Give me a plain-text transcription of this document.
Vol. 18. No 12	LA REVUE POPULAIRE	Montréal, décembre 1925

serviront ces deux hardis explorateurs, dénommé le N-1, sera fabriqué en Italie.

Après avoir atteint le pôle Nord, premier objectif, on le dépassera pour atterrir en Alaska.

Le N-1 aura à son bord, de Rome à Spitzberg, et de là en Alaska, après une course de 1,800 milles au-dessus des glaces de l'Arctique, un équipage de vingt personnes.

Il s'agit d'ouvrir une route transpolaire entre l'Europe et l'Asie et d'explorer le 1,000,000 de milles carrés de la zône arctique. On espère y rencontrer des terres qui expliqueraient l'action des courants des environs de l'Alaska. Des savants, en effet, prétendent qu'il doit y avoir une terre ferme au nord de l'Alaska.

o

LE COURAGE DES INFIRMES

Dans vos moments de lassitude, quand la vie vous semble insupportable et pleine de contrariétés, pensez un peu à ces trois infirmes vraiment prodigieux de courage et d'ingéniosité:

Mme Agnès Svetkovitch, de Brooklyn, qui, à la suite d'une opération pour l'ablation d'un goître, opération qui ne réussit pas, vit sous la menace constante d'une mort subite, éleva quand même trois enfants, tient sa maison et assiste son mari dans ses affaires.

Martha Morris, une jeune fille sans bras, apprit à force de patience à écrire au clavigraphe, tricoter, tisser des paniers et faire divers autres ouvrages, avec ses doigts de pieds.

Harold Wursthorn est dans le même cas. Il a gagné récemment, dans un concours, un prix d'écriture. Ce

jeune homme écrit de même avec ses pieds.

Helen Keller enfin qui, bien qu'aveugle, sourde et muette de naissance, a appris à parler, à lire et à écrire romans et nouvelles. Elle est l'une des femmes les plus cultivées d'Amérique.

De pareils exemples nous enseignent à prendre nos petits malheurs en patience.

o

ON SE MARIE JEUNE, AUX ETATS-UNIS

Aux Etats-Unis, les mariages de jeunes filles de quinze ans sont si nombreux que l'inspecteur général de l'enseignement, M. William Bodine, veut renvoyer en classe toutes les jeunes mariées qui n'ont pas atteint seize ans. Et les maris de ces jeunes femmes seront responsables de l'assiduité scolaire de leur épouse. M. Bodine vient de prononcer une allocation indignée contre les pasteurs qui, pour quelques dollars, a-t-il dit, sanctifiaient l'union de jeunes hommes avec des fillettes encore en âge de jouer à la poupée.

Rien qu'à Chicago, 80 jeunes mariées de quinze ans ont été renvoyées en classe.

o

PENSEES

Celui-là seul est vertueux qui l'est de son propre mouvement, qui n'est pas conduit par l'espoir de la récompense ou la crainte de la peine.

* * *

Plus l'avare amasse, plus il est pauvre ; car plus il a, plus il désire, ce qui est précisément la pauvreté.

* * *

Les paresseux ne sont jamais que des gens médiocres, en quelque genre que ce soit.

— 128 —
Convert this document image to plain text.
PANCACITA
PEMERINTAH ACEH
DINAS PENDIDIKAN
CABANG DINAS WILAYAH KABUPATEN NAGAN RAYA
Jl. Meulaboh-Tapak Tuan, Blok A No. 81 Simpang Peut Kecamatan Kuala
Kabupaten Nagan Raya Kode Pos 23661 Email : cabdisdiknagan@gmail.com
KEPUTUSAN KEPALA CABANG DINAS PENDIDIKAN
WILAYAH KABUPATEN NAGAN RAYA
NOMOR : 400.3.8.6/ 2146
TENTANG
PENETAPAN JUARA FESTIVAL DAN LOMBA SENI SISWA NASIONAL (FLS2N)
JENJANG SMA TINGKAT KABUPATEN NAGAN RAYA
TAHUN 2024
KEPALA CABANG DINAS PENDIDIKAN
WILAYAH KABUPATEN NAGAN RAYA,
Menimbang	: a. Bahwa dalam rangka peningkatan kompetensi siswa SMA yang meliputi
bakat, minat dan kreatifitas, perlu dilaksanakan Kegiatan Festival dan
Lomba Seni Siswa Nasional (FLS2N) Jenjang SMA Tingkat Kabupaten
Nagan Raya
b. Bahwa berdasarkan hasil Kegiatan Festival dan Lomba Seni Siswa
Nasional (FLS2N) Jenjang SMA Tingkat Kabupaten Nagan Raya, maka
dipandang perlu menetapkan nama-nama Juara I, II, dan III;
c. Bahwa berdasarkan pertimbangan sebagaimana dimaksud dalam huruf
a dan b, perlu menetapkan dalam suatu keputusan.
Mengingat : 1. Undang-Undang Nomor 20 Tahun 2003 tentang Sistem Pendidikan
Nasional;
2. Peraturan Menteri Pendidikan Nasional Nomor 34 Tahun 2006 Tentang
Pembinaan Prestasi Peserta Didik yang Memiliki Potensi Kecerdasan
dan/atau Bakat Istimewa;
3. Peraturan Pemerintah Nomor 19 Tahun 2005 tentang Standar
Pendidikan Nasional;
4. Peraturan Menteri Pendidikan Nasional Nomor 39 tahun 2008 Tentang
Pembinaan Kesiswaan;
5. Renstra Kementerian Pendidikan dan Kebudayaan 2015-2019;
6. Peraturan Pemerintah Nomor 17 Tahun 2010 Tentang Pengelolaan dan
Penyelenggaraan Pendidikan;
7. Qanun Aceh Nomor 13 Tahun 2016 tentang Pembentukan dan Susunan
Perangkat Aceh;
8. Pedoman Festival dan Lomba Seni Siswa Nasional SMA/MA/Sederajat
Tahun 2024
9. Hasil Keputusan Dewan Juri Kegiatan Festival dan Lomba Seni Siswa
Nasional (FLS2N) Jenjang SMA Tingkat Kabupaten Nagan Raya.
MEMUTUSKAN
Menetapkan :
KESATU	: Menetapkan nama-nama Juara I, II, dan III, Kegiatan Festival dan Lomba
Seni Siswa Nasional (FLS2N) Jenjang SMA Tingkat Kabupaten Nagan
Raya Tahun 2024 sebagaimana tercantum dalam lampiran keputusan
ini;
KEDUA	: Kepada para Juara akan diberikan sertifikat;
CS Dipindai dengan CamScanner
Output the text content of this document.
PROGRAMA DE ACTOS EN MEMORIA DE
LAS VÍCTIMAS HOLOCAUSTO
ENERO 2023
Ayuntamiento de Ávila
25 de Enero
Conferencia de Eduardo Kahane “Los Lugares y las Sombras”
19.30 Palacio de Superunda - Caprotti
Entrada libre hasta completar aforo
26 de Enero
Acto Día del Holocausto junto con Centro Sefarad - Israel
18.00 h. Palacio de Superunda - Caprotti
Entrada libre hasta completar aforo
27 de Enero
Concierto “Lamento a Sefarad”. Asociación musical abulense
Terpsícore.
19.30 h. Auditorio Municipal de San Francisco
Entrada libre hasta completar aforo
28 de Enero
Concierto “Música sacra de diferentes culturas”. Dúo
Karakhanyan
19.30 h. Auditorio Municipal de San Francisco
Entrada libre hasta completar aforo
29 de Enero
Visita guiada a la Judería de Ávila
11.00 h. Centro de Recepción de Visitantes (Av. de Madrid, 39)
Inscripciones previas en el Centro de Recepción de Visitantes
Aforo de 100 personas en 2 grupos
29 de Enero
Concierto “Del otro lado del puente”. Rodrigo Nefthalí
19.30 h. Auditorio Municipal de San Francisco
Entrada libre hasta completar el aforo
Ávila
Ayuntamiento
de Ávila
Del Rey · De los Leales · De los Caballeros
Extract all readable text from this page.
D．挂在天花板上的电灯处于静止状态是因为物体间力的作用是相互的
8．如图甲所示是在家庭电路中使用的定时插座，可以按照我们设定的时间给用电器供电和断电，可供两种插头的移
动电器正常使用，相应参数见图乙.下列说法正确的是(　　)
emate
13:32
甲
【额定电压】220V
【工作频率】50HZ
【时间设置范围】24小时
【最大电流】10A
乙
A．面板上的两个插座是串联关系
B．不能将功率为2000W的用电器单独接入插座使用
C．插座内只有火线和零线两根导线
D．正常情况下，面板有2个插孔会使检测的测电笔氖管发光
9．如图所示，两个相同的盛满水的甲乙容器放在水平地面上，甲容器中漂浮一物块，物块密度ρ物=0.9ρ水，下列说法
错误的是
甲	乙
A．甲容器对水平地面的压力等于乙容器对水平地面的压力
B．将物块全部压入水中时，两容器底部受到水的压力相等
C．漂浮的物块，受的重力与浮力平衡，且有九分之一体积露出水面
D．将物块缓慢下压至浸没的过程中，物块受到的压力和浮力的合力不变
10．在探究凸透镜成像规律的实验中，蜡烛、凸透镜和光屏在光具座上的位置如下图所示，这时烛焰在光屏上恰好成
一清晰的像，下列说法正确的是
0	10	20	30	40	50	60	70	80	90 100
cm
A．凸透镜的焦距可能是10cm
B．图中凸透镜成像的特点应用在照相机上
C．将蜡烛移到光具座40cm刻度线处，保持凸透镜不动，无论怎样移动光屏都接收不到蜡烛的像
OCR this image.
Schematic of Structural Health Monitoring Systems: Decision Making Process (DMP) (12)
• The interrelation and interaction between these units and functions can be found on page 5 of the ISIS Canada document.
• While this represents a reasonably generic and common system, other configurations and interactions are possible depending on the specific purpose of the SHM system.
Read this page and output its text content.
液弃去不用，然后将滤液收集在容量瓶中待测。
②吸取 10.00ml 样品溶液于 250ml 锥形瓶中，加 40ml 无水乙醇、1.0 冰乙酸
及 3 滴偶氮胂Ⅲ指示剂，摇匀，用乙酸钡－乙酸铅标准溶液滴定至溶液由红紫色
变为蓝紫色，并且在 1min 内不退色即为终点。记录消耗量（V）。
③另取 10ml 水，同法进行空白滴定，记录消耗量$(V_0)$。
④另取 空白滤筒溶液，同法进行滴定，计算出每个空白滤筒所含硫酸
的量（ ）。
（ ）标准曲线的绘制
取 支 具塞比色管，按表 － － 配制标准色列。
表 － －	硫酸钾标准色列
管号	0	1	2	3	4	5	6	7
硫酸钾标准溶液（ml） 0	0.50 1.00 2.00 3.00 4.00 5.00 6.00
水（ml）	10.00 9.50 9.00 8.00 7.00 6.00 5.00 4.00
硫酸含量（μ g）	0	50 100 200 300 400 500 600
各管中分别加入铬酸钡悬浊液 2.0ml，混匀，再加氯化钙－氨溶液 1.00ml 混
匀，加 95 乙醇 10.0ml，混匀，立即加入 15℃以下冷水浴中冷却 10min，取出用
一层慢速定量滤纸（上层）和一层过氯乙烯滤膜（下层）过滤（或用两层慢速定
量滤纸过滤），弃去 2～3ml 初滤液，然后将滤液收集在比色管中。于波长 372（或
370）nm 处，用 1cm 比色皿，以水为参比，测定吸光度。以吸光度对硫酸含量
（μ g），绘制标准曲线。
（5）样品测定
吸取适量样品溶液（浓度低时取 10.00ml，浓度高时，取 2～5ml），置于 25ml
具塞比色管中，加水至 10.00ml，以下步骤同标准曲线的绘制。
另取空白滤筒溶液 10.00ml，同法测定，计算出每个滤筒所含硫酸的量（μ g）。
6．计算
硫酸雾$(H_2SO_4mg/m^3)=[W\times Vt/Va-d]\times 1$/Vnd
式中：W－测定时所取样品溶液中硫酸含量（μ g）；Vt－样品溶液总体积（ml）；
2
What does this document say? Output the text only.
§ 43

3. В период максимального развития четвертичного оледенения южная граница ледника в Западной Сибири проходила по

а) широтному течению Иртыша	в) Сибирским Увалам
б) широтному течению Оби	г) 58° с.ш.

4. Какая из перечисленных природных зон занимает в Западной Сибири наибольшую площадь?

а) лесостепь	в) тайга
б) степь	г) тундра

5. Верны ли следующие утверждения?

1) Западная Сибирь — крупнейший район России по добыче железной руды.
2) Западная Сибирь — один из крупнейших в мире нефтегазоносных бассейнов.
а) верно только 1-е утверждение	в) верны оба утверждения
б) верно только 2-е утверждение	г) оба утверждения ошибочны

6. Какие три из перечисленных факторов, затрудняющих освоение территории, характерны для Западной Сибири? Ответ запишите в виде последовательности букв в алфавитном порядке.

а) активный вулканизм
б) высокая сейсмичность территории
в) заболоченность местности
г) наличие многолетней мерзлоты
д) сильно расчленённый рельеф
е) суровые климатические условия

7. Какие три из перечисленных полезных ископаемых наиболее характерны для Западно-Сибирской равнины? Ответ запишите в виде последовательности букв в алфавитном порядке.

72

> **Brief**
Search the data for "Superunda". Copy every line that has it.

> **Result below**
19.30 Palacio de Superunda - Caprotti
18.00 h. Palacio de Superunda - Caprotti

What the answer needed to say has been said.